» **Stated goal**: Each entry below is to be duplicated verbatim.

» **Material shown**:
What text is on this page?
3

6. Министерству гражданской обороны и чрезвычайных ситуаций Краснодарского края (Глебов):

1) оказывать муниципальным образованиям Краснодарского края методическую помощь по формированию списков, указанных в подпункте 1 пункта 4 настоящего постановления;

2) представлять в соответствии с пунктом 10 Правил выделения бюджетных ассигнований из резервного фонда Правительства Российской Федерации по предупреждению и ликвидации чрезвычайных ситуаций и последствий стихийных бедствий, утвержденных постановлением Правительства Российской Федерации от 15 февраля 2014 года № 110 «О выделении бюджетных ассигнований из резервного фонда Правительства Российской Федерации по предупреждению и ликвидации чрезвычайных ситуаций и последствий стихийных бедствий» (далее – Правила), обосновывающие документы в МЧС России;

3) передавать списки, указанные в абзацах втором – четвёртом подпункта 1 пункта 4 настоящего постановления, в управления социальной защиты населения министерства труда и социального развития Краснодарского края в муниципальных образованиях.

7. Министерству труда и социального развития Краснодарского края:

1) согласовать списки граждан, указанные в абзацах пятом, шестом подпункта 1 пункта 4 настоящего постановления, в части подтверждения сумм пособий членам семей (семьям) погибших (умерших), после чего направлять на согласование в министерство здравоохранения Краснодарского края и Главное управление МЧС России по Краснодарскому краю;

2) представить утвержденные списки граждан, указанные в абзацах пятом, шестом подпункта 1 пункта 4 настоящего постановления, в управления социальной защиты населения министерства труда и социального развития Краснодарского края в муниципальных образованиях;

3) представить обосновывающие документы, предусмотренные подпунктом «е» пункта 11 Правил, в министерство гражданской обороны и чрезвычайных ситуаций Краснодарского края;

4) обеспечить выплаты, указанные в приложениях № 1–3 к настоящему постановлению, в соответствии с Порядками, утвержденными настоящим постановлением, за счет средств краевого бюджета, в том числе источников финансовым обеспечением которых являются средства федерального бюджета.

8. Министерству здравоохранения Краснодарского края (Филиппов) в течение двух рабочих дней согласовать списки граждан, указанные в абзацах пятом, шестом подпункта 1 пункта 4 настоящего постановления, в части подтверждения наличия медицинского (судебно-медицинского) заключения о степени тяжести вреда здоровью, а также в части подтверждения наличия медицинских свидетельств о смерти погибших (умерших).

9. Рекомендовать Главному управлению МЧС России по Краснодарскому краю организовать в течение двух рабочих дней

» **The answer**:
What text is on this page?
3

6. Министерству гражданской обороны и чрезвычайных ситуаций Краснодарского края (Глебов):

1) оказывать муниципальным образованиям Краснодарского края методическую помощь по формированию списков, указанных в подпункте 1 пункта 4 настоящего постановления;

2) представлять в соответствии с пунктом 10 Правил выделения бюджетных ассигнований из резервного фонда Правительства Российской Федерации по предупреждению и ликвидации чрезвычайных ситуаций и последствий стихийных бедствий, утвержденных постановлением Правительства Российской Федерации от 15 февраля 2014 года № 110 «О выделении бюджетных ассигнований из резервного фонда Правительства Российской Федерации по предупреждению и ликвидации чрезвычайных ситуаций и последствий стихийных бедствий» (далее – Правила), обосновывающие документы в МЧС России;

3) передавать списки, указанные в абзацах втором – четвёртом подпункта 1 пункта 4 настоящего постановления, в управления социальной защиты населения министерства труда и социального развития Краснодарского края в муниципальных образованиях.

7. Министерству труда и социального развития Краснодарского края:

1) согласовать списки граждан, указанные в абзацах пятом, шестом подпункта 1 пункта 4 настоящего постановления, в части подтверждения сумм пособий членам семей (семьям) погибших (умерших), после чего направлять на согласование в министерство здравоохранения Краснодарского края и Главное управление МЧС России по Краснодарскому краю;

2) представить утвержденные списки граждан, указанные в абзацах пятом, шестом подпункта 1 пункта 4 настоящего постановления, в управления социальной защиты населения министерства труда и социального развития Краснодарского края в муниципальных образованиях;

3) представить обосновывающие документы, предусмотренные подпунктом «е» пункта 11 Правил, в министерство гражданской обороны и чрезвычайных ситуаций Краснодарского края;

4) обеспечить выплаты, указанные в приложениях № 1–3 к настоящему постановлению, в соответствии с Порядками, утвержденными настоящим постановлением, за счет средств краевого бюджета, в том числе источников финансовым обеспечением которых являются средства федерального бюджета.

8. Министерству здравоохранения Краснодарского края (Филиппов) в течение двух рабочих дней согласовать списки граждан, указанные в абзацах пятом, шестом подпункта 1 пункта 4 настоящего постановления, в части подтверждения наличия медицинского (судебно-медицинского) заключения о степени тяжести вреда здоровью, а также в части подтверждения наличия медицинских свидетельств о смерти погибших (умерших).

9. Рекомендовать Главному управлению МЧС России по Краснодарскому краю организовать в течение двух рабочих дней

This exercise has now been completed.